**Goal:** Extract every line of the material that holds the string "ликвидность".

Dataset rows about figures:
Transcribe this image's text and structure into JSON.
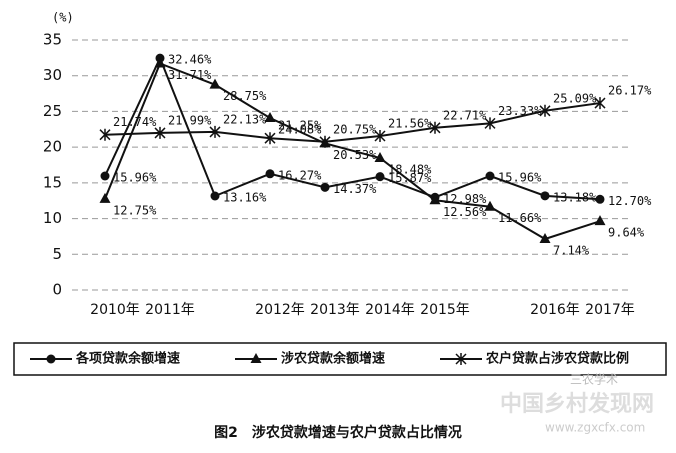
{
  "chart_data": {
    "type": "line",
    "y_label": "(%)",
    "caption": "图2　涉农贷款增速与农户贷款占比情况",
    "categories": [
      "2010年",
      "2011年",
      null,
      "2012年",
      "2013年",
      "2014年",
      "2015年",
      null,
      "2016年",
      "2017年"
    ],
    "series": [
      {
        "name": "各项贷款余额增速",
        "color": "#111111",
        "marker": "circle",
        "values": [
          15.96,
          32.46,
          13.16,
          16.27,
          14.37,
          15.87,
          12.98,
          15.96,
          13.18,
          12.7
        ],
        "value_labels": [
          "15.96%",
          "32.46%",
          "13.16%",
          "16.27%",
          "14.37%",
          "15.87%",
          "12.98%",
          "15.96%",
          "13.18%",
          "12.70%"
        ]
      },
      {
        "name": "涉农贷款余额增速",
        "color": "#111111",
        "marker": "triangle",
        "values": [
          12.75,
          31.71,
          28.75,
          24.08,
          20.53,
          18.48,
          12.56,
          11.66,
          7.14,
          9.64
        ],
        "value_labels": [
          "12.75%",
          "31.71%",
          "28.75%",
          "24.08%",
          "20.53%",
          "18.48%",
          "12.56%",
          "11.66%",
          "7.14%",
          "9.64%"
        ]
      },
      {
        "name": "农户贷款占涉农贷款比例",
        "color": "#111111",
        "marker": "star",
        "values": [
          21.74,
          21.99,
          22.13,
          21.25,
          20.75,
          21.56,
          22.71,
          23.33,
          25.09,
          26.17
        ],
        "value_labels": [
          "21.74%",
          "21.99%",
          "22.13%",
          "21.25%",
          "20.75%",
          "21.56%",
          "22.71%",
          "23.33%",
          "25.09%",
          "26.17%"
        ]
      }
    ],
    "ylim": [
      0,
      35
    ],
    "yticks": [
      0,
      5,
      10,
      15,
      20,
      25,
      30,
      35
    ],
    "grid": true,
    "watermark": [
      "三农学术",
      "中国乡村发现网",
      "www.zgxcfx.com"
    ]
  }
}
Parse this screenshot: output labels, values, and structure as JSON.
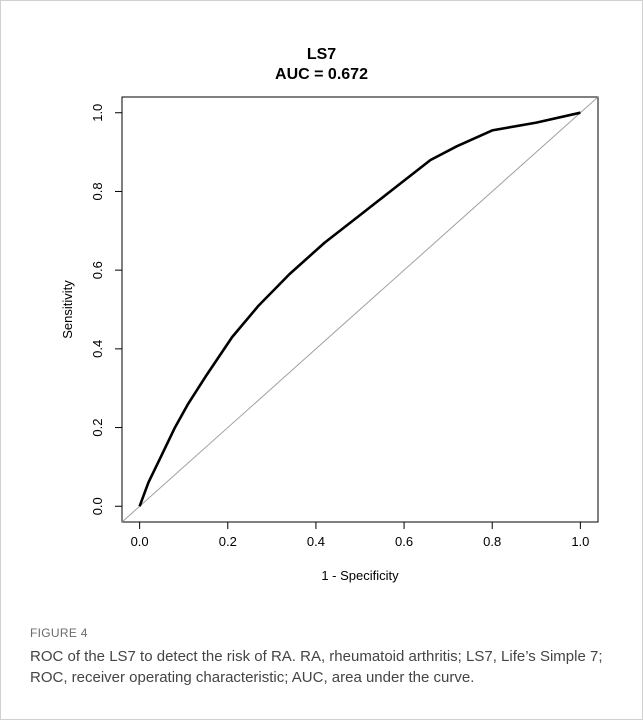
{
  "figure": {
    "label": "FIGURE 4",
    "caption": "ROC of the LS7 to detect the risk of RA. RA, rheumatoid arthritis; LS7, Life’s Simple 7; ROC, receiver operating characteristic; AUC, area under the curve."
  },
  "chart_data": {
    "type": "line",
    "title": "LS7",
    "subtitle": "AUC = 0.672",
    "xlabel": "1 - Specificity",
    "ylabel": "Sensitivity",
    "xlim": [
      -0.04,
      1.04
    ],
    "ylim": [
      -0.04,
      1.04
    ],
    "xticks": [
      0.0,
      0.2,
      0.4,
      0.6,
      0.8,
      1.0
    ],
    "xtick_labels": [
      "0.0",
      "0.2",
      "0.4",
      "0.6",
      "0.8",
      "1.0"
    ],
    "yticks": [
      0.0,
      0.2,
      0.4,
      0.6,
      0.8,
      1.0
    ],
    "ytick_labels": [
      "0.0",
      "0.2",
      "0.4",
      "0.6",
      "0.8",
      "1.0"
    ],
    "grid": false,
    "series": [
      {
        "values_x": [
          0.0,
          0.02,
          0.05,
          0.08,
          0.11,
          0.15,
          0.21,
          0.27,
          0.34,
          0.42,
          0.5,
          0.58,
          0.66,
          0.72,
          0.8,
          0.9,
          1.0
        ],
        "values_y": [
          0.0,
          0.06,
          0.13,
          0.2,
          0.26,
          0.33,
          0.43,
          0.51,
          0.59,
          0.67,
          0.74,
          0.81,
          0.88,
          0.915,
          0.955,
          0.975,
          1.0
        ],
        "color": "#000000"
      }
    ],
    "reference_line": {
      "from": [
        -0.04,
        -0.04
      ],
      "to": [
        1.04,
        1.04
      ],
      "color": "#a0a0a0"
    }
  }
}
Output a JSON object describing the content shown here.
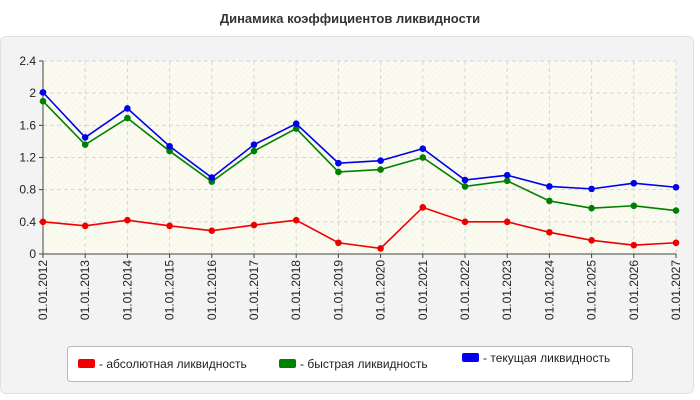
{
  "title": "Динамика коэффициентов ликвидности",
  "chart_data": {
    "type": "line",
    "title": "Динамика коэффициентов ликвидности",
    "xlabel": "",
    "ylabel": "",
    "categories": [
      "01.01.2012",
      "01.01.2013",
      "01.01.2014",
      "01.01.2015",
      "01.01.2016",
      "01.01.2017",
      "01.01.2018",
      "01.01.2019",
      "01.01.2020",
      "01.01.2021",
      "01.01.2022",
      "01.01.2023",
      "01.01.2024",
      "01.01.2025",
      "01.01.2026",
      "01.01.2027"
    ],
    "ylim": [
      0,
      2.4
    ],
    "yticks": [
      "0",
      "0.4",
      "0.8",
      "1.2",
      "1.6",
      "2",
      "2.4"
    ],
    "grid": true,
    "legend_position": "bottom",
    "series": [
      {
        "name": "- абсолютная ликвидность",
        "color": "#ee0000",
        "values": [
          0.4,
          0.35,
          0.42,
          0.35,
          0.29,
          0.36,
          0.42,
          0.14,
          0.07,
          0.58,
          0.4,
          0.4,
          0.27,
          0.17,
          0.11,
          0.14
        ]
      },
      {
        "name": "- быстрая ликвидность",
        "color": "#008000",
        "values": [
          1.9,
          1.36,
          1.69,
          1.28,
          0.9,
          1.28,
          1.56,
          1.02,
          1.05,
          1.2,
          0.84,
          0.91,
          0.66,
          0.57,
          0.6,
          0.54
        ]
      },
      {
        "name": "- текущая ликвидность",
        "color": "#0000ee",
        "values": [
          2.01,
          1.45,
          1.81,
          1.34,
          0.95,
          1.36,
          1.62,
          1.13,
          1.16,
          1.31,
          0.92,
          0.98,
          0.84,
          0.81,
          0.88,
          0.83
        ]
      }
    ]
  }
}
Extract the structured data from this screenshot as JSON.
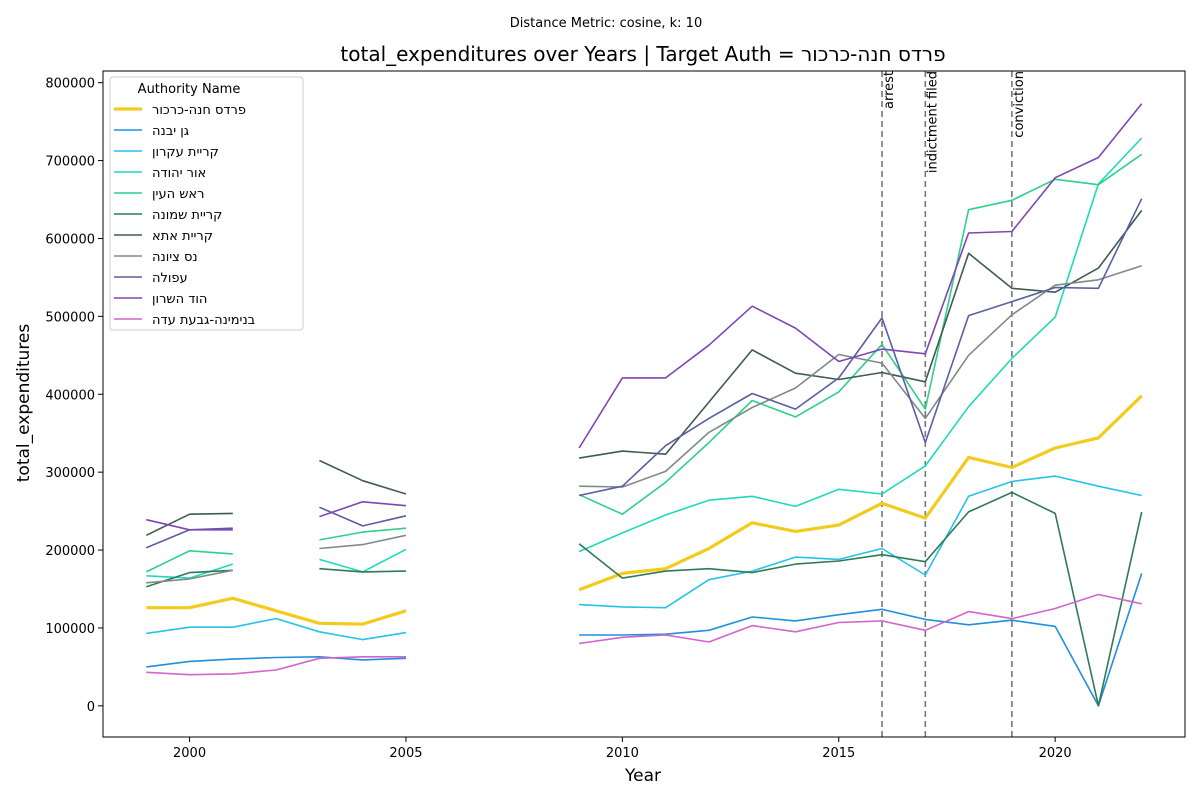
{
  "suptitle": "Distance Metric: cosine, k: 10",
  "chart_data": {
    "type": "line",
    "title": "total_expenditures over Years | Target Auth = פרדס חנה-כרכור",
    "xlabel": "Year",
    "ylabel": "total_expenditures",
    "xlim": [
      1998,
      2023
    ],
    "ylim": [
      -40000,
      815000
    ],
    "x_ticks": [
      2000,
      2005,
      2010,
      2015,
      2020
    ],
    "y_ticks": [
      0,
      100000,
      200000,
      300000,
      400000,
      500000,
      600000,
      700000,
      800000
    ],
    "grid": false,
    "legend": {
      "title": "Authority Name",
      "placement": "upper left"
    },
    "x": [
      1999,
      2000,
      2001,
      2002,
      2003,
      2004,
      2005,
      2006,
      2007,
      2008,
      2009,
      2010,
      2011,
      2012,
      2013,
      2014,
      2015,
      2016,
      2017,
      2018,
      2019,
      2020,
      2021,
      2022
    ],
    "events": [
      {
        "x": 2016,
        "label": "arrest"
      },
      {
        "x": 2017,
        "label": "indictment filed"
      },
      {
        "x": 2019,
        "label": "conviction"
      }
    ],
    "series": [
      {
        "name": "פרדס חנה-כרכור",
        "color": "#f2cb1d",
        "width": 3.2,
        "values": [
          126000,
          126000,
          138000,
          122000,
          106000,
          105000,
          122000,
          null,
          null,
          null,
          149000,
          170000,
          176000,
          202000,
          235000,
          224000,
          232000,
          260000,
          241000,
          319000,
          306000,
          331000,
          344000,
          398000
        ]
      },
      {
        "name": "גן יבנה",
        "color": "#1f8fe0",
        "width": 1.6,
        "values": [
          50000,
          57000,
          60000,
          62000,
          63000,
          59000,
          61000,
          null,
          null,
          null,
          91000,
          91000,
          92000,
          97000,
          114000,
          109000,
          117000,
          124000,
          111000,
          104000,
          110000,
          102000,
          0,
          170000
        ]
      },
      {
        "name": "קריית עקרון",
        "color": "#25c2ea",
        "width": 1.6,
        "values": [
          93000,
          101000,
          101000,
          112000,
          95000,
          85000,
          94000,
          null,
          null,
          null,
          130000,
          127000,
          126000,
          162000,
          173000,
          191000,
          188000,
          202000,
          168000,
          269000,
          288000,
          295000,
          282000,
          270000
        ]
      },
      {
        "name": "אור יהודה",
        "color": "#1ddabd",
        "width": 1.6,
        "values": [
          167000,
          164000,
          182000,
          null,
          188000,
          172000,
          201000,
          null,
          null,
          null,
          198000,
          222000,
          245000,
          264000,
          269000,
          256000,
          278000,
          272000,
          308000,
          384000,
          446000,
          499000,
          670000,
          729000
        ]
      },
      {
        "name": "ראש העין",
        "color": "#2fd08a",
        "width": 1.6,
        "values": [
          172000,
          199000,
          195000,
          null,
          213000,
          223000,
          228000,
          null,
          null,
          null,
          271000,
          246000,
          287000,
          338000,
          392000,
          371000,
          403000,
          464000,
          381000,
          637000,
          649000,
          676000,
          669000,
          708000
        ]
      },
      {
        "name": "קריית שמונה",
        "color": "#317a57",
        "width": 1.6,
        "values": [
          153000,
          171000,
          174000,
          null,
          176000,
          172000,
          173000,
          null,
          null,
          null,
          208000,
          164000,
          173000,
          176000,
          171000,
          182000,
          186000,
          194000,
          185000,
          249000,
          274000,
          247000,
          0,
          249000
        ]
      },
      {
        "name": "קריית אתא",
        "color": "#3e5c52",
        "width": 1.6,
        "values": [
          219000,
          246000,
          247000,
          null,
          315000,
          289000,
          272000,
          null,
          null,
          null,
          318000,
          327000,
          323000,
          390000,
          457000,
          427000,
          419000,
          428000,
          416000,
          581000,
          536000,
          531000,
          562000,
          636000
        ]
      },
      {
        "name": "נס ציונה",
        "color": "#7f8b87",
        "width": 1.6,
        "values": [
          158000,
          163000,
          174000,
          null,
          202000,
          207000,
          219000,
          null,
          null,
          null,
          282000,
          281000,
          301000,
          351000,
          383000,
          408000,
          451000,
          440000,
          369000,
          450000,
          502000,
          540000,
          547000,
          565000
        ]
      },
      {
        "name": "עפולה",
        "color": "#5b5fa2",
        "width": 1.6,
        "values": [
          203000,
          226000,
          228000,
          null,
          255000,
          231000,
          244000,
          null,
          null,
          null,
          270000,
          282000,
          334000,
          369000,
          401000,
          381000,
          421000,
          498000,
          338000,
          501000,
          519000,
          537000,
          536000,
          651000
        ]
      },
      {
        "name": "הוד השרון",
        "color": "#8045b5",
        "width": 1.6,
        "values": [
          239000,
          226000,
          226000,
          null,
          243000,
          262000,
          257000,
          null,
          null,
          null,
          331000,
          421000,
          421000,
          463000,
          513000,
          485000,
          442000,
          458000,
          452000,
          607000,
          609000,
          678000,
          704000,
          773000
        ]
      },
      {
        "name": "בנימינה-גבעת עדה",
        "color": "#d264cb",
        "width": 1.6,
        "values": [
          43000,
          40000,
          41000,
          46000,
          61000,
          63000,
          63000,
          null,
          null,
          null,
          80000,
          88000,
          91000,
          82000,
          103000,
          95000,
          107000,
          109000,
          97000,
          121000,
          112000,
          125000,
          143000,
          131000
        ]
      }
    ]
  }
}
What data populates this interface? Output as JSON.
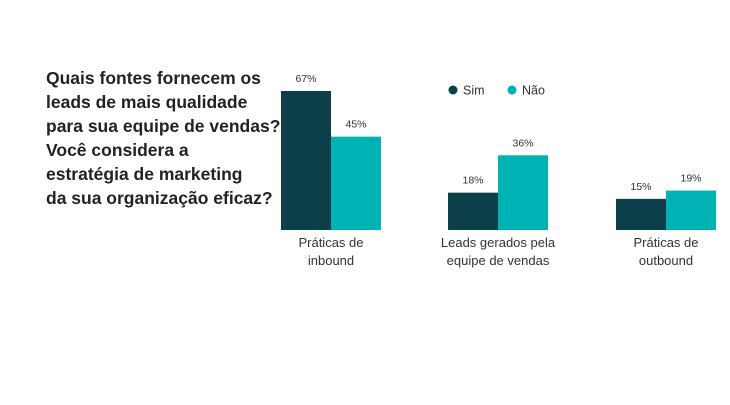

**Reply to the task:**
        "name": "- абсолютная ликвидность",
        "name": "- быстрая ликвидность",
        "name": "- текущая ликвидность",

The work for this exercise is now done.